● Kaynak metin:
* * * * * * *
Ebû Hüreyre (RA)’den rivayet edildiğine göre, Resûlullah (SAV) şöyle buyurdu:
“Kuvvetli mü’min, (Allah katında) zayıf mü’minden daha hayırlı ve daha sevimlidir. (Bununla beraber) her ikisinde de hayır vardır. Sen, sana yararlı olan şeyi elde etmeye çalış. Allah’dan yardım dile ve asla acz gösterme. Başına bir şey gelirse, “şöyle yapsaydım, böyle olurdu” diye hayıflanıp durma. “Allah’ın takdiri bu, O, ne dilerse yapar” de. Zira “eğer şöyle yapsaydım” sözü şeytanı memnun edecek işlerin kapısını açar.” (Müslim, Kader 34.)
Hizmet hareketinin ortaya koyduğu faaliyetlerin özünde Efendimizin (SAV) hadis-i şeriflerinde buyrulan “mü’minin kuvvetli olması” yani “güçlenmesi” meselesi vardır. Hareketin misyonlarından biri de, Bediüzzaman’ın eserlerinde vurguladığı toplumun içine yerleştirilmiş hastalıkların tedavisi ve bütün bir milletin ferdan ferda güçlendirilmesidir.
Güçlendirme (Empowerment) bir süreçtir. Sürecin hem ferde hem de topluma bakan yönü vardır. Ferdin güçlenmesi, eğitim yolu ile yani bilgiye ulaşması, gelişmesi ve kendi tercihlerini ortaya koyarak konumlarını güçlendirmesidir. Toplumun güçlenmesi ise benzer şeklide zayıf, güçsüz ferdlerin ve grupların durumlarını geliştirerek ve değiştirerek kendi hayatları üzerinde kontrol sahibi olmayı hedef alır.
* * * * * * *
● Kısa alıştırma a: Güçlü mü'min konulu metinden bir bölümü hiç değiştirmeden yeniden yazınız. "Ebû Hüreyre (RA)’den" sözlerinin geçtiği yerden başlayınız ve "(Müslim, Kader 34.)" sözlerinden sonra durunuz.
Metin ile kayıtlar birbirinden farklı kaynaklardan alınmıştır.
* * * * * * *
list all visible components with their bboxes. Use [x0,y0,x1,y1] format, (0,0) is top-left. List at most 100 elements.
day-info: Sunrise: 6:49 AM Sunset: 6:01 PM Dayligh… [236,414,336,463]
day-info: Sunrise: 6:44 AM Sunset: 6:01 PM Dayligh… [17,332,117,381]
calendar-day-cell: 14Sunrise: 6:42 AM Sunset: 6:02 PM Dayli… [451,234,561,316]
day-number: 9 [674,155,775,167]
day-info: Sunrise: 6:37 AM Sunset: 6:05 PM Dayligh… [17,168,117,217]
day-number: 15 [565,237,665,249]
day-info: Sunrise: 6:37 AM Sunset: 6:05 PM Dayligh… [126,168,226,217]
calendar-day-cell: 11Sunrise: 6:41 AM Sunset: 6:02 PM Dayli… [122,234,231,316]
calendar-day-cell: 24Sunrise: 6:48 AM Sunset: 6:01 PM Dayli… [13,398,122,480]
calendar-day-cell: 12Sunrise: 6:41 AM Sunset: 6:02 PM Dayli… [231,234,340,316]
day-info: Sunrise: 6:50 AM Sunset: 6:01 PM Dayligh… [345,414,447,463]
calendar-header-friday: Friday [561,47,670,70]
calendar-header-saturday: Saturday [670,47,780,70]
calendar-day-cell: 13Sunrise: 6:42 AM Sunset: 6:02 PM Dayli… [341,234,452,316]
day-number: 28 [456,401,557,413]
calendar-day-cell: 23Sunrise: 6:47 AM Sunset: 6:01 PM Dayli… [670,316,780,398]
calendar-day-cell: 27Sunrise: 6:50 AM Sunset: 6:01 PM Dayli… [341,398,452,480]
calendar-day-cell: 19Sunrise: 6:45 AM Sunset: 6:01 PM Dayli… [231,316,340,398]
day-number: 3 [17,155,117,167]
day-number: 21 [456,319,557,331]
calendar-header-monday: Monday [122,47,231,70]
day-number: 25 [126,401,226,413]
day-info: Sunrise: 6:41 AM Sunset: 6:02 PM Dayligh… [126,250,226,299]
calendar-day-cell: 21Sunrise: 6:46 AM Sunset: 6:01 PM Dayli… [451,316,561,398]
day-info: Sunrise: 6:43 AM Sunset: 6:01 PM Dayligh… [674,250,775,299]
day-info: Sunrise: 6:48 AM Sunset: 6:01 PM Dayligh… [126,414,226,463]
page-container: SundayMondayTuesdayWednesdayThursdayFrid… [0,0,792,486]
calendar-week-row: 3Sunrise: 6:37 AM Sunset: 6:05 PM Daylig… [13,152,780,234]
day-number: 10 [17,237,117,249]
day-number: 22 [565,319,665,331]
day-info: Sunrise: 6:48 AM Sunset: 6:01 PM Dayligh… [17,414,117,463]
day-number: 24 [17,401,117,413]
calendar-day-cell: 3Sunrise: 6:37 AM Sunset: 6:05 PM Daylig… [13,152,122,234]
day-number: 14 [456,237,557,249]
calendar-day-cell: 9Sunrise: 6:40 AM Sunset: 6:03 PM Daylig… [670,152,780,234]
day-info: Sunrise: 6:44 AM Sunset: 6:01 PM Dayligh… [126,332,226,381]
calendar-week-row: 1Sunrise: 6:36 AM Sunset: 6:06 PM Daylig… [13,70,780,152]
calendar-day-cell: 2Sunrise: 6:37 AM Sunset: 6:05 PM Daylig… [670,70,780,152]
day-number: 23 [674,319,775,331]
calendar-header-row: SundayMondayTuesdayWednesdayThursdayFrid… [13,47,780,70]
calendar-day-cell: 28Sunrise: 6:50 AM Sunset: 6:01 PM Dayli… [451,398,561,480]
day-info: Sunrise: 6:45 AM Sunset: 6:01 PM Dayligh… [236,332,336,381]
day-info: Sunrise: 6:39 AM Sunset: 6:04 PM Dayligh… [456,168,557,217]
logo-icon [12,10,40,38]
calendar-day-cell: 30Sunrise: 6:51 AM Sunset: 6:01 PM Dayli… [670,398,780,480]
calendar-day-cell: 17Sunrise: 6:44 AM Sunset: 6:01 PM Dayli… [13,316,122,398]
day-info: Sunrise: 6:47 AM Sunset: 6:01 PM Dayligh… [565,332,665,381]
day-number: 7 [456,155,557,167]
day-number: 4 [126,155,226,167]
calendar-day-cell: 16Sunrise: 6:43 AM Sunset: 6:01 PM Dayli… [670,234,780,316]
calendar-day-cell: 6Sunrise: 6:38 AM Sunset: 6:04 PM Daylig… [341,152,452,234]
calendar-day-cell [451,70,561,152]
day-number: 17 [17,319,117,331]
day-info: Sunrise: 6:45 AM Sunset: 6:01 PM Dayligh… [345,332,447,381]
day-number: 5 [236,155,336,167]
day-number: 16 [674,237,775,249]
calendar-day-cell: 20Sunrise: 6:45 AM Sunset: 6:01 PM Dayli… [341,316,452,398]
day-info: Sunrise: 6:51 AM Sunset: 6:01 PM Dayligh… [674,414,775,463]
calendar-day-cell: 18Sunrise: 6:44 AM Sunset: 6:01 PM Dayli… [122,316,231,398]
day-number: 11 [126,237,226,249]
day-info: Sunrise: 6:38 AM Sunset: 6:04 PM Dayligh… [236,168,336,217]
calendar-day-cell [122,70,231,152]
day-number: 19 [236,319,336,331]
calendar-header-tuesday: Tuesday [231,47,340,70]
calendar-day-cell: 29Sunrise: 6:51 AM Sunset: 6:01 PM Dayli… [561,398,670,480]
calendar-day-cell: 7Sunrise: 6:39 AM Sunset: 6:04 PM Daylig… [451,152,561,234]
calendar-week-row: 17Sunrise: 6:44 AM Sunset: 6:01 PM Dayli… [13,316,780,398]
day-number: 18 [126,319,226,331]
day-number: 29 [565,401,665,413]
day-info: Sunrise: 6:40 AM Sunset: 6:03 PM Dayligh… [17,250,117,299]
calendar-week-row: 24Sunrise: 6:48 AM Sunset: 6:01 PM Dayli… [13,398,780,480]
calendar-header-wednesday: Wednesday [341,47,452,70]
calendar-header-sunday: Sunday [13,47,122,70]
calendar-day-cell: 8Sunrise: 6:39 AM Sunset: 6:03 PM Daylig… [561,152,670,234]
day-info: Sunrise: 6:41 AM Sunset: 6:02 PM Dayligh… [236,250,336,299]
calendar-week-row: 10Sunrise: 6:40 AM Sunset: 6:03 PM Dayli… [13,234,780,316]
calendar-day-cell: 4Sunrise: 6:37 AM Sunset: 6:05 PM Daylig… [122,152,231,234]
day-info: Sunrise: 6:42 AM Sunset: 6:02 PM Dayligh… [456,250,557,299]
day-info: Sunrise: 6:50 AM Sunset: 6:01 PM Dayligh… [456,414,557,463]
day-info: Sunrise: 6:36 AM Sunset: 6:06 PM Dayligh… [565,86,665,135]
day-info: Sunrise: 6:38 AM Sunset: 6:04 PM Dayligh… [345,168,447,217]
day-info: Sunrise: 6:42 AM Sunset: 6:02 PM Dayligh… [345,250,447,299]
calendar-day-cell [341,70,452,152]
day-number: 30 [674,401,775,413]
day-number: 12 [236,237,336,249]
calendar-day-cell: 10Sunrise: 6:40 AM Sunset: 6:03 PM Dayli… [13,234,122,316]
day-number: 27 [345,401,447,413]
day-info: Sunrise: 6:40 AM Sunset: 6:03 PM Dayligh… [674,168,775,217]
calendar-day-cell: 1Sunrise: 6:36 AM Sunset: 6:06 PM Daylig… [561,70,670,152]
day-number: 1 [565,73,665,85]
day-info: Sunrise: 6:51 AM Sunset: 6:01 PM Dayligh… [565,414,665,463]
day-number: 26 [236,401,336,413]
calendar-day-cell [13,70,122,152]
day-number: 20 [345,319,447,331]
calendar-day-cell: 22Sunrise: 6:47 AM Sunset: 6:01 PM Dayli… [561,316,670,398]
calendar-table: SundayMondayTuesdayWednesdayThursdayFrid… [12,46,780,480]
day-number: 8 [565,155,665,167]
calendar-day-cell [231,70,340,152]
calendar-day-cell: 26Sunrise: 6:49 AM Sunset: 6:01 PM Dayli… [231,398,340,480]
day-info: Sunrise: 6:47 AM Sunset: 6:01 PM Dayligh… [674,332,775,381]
* * * * * * *
● Kısa alıştırma b: Kayıtlarda "week" dizisini içeren kaç satır bulunduğunu söyleyiniz. Büyük ve küçük harf ayrımını gözetiniz, yalnızca sayıyı yazınız.

● Eksiksiz cevap a:
Ebû Hüreyre (RA)’den rivayet edildiğine göre, Resûlullah (SAV) şöyle buyurdu:
“Kuvvetli mü’min, (Allah katında) zayıf mü’minden daha hayırlı ve daha sevimlidir. (Bununla beraber) her ikisinde de hayır vardır. Sen, sana yararlı olan şeyi elde etmeye çalış. Allah’dan yardım dile ve asla acz gösterme. Başına bir şey gelirse, “şöyle yapsaydım, böyle olurdu” diye hayıflanıp durma. “Allah’ın takdiri bu, O, ne dilerse yapar” de. Zira “eğer şöyle yapsaydım” sözü şeytanı memnun edecek işlerin kapısını açar.” (Müslim, Kader 34.)

● Eksiksiz cevap b: 5